Data entries for graphics

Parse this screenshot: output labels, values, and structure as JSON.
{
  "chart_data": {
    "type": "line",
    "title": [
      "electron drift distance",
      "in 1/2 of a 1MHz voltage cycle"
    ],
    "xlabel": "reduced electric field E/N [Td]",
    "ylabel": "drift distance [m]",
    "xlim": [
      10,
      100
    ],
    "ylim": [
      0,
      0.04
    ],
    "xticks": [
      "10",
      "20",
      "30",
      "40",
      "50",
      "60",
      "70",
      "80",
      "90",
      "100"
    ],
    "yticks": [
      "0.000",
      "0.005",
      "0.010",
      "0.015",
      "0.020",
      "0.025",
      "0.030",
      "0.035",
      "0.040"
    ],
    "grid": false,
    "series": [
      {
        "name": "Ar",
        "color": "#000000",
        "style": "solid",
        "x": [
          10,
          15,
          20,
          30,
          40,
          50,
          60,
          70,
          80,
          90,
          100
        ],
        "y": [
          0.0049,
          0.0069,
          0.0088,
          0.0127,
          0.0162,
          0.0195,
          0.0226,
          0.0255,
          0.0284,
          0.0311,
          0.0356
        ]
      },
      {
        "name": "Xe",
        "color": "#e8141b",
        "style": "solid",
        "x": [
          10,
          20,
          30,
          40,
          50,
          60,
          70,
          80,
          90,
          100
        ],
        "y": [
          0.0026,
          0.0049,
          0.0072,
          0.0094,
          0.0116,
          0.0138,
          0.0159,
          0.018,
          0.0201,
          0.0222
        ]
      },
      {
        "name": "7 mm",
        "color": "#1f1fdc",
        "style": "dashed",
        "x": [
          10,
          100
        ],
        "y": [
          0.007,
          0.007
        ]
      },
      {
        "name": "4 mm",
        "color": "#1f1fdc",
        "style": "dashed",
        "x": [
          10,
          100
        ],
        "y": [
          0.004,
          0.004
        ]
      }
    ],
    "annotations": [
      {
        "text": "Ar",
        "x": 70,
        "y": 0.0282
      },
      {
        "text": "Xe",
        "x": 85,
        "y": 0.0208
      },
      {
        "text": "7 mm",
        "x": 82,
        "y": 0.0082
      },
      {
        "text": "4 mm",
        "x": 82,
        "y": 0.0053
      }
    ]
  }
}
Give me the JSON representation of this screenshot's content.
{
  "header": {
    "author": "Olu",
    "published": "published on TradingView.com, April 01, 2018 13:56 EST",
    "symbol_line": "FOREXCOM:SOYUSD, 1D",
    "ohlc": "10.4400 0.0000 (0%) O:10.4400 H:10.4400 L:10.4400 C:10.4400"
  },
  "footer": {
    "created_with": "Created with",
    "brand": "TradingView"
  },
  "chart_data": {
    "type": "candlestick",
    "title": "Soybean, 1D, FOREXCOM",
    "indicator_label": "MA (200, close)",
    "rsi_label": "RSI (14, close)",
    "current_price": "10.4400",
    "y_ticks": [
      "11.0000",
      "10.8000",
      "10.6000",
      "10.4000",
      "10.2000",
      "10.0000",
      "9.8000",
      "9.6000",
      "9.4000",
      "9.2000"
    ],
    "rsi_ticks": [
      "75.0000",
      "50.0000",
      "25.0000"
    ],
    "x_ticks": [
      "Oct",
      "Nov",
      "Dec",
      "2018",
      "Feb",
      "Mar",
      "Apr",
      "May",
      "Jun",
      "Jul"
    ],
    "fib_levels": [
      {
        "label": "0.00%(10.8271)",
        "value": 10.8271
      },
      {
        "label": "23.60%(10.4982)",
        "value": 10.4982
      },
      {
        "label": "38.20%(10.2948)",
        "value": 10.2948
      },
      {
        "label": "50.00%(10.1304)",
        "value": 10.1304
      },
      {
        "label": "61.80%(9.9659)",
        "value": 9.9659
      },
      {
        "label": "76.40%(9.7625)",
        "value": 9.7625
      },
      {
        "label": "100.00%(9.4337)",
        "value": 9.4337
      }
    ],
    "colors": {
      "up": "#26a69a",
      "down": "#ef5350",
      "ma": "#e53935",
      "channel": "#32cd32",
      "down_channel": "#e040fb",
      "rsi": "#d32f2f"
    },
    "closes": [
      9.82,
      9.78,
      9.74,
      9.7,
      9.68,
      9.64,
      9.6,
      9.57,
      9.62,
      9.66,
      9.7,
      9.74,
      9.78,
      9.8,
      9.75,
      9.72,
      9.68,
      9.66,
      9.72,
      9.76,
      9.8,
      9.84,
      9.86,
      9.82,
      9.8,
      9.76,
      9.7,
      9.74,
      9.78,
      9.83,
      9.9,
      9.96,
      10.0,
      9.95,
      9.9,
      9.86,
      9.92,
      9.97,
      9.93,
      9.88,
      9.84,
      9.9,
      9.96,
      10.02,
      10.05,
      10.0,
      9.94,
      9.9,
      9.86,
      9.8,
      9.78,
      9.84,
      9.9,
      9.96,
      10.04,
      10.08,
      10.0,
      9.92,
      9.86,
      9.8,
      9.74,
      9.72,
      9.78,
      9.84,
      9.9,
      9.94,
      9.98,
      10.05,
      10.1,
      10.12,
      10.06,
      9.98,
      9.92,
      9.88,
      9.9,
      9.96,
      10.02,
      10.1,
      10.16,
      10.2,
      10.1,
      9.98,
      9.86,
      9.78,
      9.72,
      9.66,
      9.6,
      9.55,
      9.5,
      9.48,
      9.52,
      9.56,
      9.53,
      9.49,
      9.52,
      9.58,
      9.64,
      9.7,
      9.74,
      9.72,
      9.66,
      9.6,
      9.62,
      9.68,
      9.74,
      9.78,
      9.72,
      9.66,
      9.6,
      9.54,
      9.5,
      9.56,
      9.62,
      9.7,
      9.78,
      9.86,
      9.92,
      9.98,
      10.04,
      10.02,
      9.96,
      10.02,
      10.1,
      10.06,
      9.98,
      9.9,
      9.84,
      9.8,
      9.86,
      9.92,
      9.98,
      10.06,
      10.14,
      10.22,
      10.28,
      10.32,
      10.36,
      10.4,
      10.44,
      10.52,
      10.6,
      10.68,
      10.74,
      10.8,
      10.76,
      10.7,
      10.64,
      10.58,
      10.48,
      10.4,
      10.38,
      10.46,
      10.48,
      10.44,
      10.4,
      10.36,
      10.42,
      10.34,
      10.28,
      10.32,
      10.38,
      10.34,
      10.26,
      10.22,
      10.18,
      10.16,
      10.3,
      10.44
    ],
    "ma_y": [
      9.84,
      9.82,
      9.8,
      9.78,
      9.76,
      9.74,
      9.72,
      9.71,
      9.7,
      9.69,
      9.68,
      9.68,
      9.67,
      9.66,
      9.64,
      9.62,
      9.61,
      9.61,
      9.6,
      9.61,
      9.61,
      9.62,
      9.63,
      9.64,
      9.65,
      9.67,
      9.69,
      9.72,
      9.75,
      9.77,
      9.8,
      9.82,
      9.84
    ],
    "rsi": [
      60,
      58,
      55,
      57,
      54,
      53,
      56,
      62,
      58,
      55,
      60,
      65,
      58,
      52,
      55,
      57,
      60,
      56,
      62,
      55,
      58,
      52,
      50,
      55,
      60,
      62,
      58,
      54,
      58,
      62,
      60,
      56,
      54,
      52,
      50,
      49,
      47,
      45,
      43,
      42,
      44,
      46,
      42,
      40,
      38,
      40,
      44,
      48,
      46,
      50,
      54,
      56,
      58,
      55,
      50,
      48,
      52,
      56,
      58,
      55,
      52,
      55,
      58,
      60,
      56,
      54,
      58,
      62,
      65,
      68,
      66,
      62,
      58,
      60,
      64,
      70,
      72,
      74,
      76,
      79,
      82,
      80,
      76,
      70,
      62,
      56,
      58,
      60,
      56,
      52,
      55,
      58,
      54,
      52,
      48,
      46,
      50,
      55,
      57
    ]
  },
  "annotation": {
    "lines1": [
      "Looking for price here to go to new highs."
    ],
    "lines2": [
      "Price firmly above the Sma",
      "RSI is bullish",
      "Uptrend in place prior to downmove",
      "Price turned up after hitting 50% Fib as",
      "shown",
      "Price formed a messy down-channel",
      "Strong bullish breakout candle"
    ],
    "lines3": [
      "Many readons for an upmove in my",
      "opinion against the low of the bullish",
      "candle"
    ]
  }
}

**Requirements:**
Report all lines of the material that contain the word "distance".

**Response to this exercise:**
      "electron drift distance",
    "ylabel": "drift distance [m]",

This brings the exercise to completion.